=== Problem details ===
Pick out and copy every line below that has the word "marker".

Records about charts and figures
──────────
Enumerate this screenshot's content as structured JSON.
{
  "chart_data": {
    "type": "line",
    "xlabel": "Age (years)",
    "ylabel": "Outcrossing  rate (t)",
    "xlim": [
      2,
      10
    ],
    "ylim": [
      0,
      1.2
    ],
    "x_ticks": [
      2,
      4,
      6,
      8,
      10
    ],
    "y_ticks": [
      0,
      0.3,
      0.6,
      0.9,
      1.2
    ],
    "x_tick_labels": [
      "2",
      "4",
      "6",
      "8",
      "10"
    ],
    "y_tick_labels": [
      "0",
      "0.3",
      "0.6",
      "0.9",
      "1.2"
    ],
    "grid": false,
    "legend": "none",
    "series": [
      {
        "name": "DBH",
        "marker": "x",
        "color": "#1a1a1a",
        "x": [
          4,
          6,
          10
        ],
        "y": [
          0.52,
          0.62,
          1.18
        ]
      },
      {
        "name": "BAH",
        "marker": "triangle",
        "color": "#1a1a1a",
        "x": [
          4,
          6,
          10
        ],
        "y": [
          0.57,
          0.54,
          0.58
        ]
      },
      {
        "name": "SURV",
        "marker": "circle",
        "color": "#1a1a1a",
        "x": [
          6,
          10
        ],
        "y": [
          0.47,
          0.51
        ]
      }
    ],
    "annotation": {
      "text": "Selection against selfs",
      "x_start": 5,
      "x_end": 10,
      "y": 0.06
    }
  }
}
──────────
=== Task result ===
        "marker": "x",
        "marker": "triangle",
        "marker": "circle",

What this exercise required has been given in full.